[EXTRAIT DU TEXTE]
━━━━━━━━━━
À propos de ton travail de recherche, on peut lire sur Syntone La radio comme instrument. Mais comment devient-on “artiste radiophonique” ?

Dans mon cas, c’est arrivé plutôt par accident. Je n’avais aucune connaissance des grandes références de l’art radiophonique, comme la tradition de la musique concrète, John Cage, Luc Ferrari, etc. Fin 80, début 90, j’écoutais The Residents, Negativland, Eugene Chadbourne ou encore des gens à la croisée des galeries d’art et de la radio comme Laurie Anderson. J’entendais ça sur des radios communautaires ou dans Nightlines, une émission de nuit sur CBC (la radio publique de langue anglaise au Canada). Plus tard, à CiTR, une radio campus de Vancouver, des gens m’ont introduit à la culture noise. Ils ne se considéraient pas comme des artistes, mais ils m’ont appris à imaginer le studio comme un instrument. Vers 1993, j’ai commencé à faire des expériences dans le studio en apprenant à utiliser ou à mal utiliser les magnétophones à bandes, Ies cartouches, les cassettes. Mes toutes premières pièces étaient des improvisations avec des morceaux d’enregistrements sur bande magnétique joués en boucle, ou encore d’étranges histoires bricolées à partir de sons [field recording], de mixes de chansons et de voix parlée [spoken word].

Ensuite, j’ai collaboré avec de plus en plus d’artistes et particulièrement des créateurs sonores quand j’ai commencé à fréquenter le centre d’art Western Front, très porté sur l’art radiophonique et télématique. C’est là que j’ai appris à construire mon propre émetteur (un modèle de Tetsuo Kogawa modifié par Bobbi Kozinuk), et j’ai laissé le studio pour des lieux plus informels et temporaires. Une des premières expériences a été une radio pirate depuis l’enclos vacant des ours au zoo de Vancouver.
━━━━━━━━━━
[OBJECTIF]
Pour chacune des affirmations suivantes, indiquez par oui ou par non si elle concorde avec le passage sur l'art radiophonique, puis citez les mots du passage qui tranchent.
1. Avant de débuter, la personne interrogée connaissait déjà la tradition de la musique concrète.
2. À CiTR, on a appris à la personne interrogée à imaginer le studio comme un instrument.
3. L'émetteur construit au Western Front était un modèle de Tetsuo Kogawa modifié par Bobbi Kozinuk.
La liste placée ensuite n'a aucun rôle dans ce travail.

Extraits du jeu de données:
━━━━━━━━━━
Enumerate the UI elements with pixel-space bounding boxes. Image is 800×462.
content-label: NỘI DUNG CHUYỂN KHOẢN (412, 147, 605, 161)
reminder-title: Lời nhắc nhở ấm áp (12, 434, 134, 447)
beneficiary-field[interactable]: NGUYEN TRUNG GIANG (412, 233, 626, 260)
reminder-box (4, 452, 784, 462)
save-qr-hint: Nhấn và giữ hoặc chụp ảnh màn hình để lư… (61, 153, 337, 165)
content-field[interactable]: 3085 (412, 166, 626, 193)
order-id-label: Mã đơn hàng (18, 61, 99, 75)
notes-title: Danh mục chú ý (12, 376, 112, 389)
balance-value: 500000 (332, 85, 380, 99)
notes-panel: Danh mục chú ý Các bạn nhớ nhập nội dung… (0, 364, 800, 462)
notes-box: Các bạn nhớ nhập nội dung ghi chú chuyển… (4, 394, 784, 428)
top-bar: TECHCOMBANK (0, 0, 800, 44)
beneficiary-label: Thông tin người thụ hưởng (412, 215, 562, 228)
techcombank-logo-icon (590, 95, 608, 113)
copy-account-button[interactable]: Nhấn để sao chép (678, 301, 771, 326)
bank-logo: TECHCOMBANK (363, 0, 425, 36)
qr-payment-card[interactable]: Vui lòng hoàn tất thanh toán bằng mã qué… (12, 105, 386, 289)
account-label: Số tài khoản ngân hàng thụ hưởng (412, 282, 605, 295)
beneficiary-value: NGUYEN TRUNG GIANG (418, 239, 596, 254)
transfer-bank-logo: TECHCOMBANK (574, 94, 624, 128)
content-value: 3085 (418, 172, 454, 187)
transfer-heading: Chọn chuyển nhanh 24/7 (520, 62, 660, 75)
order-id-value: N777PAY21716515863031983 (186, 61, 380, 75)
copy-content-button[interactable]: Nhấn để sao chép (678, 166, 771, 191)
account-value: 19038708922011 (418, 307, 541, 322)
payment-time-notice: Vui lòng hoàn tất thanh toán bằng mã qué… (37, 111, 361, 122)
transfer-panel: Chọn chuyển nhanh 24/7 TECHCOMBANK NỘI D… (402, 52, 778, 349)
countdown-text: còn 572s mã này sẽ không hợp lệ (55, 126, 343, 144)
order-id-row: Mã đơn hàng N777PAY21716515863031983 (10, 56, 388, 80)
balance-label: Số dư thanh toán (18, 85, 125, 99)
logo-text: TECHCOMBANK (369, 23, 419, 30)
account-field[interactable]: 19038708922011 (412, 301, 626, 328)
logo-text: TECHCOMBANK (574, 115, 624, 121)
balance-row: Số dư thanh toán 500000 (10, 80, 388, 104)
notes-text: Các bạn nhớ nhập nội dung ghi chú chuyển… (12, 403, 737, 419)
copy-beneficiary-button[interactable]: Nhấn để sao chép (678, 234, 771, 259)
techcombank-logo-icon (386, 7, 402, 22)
━━━━━━━━━━
[SOLUTION]
1. Non : « Je n’avais aucune connaissance des grandes références de l’art radiophonique, comme la tradition de la musique concrète ».
2. Oui : « ils m’ont appris à imaginer le studio comme un instrument ».
3. Oui : « un modèle de Tetsuo Kogawa modifié par Bobbi Kozinuk ».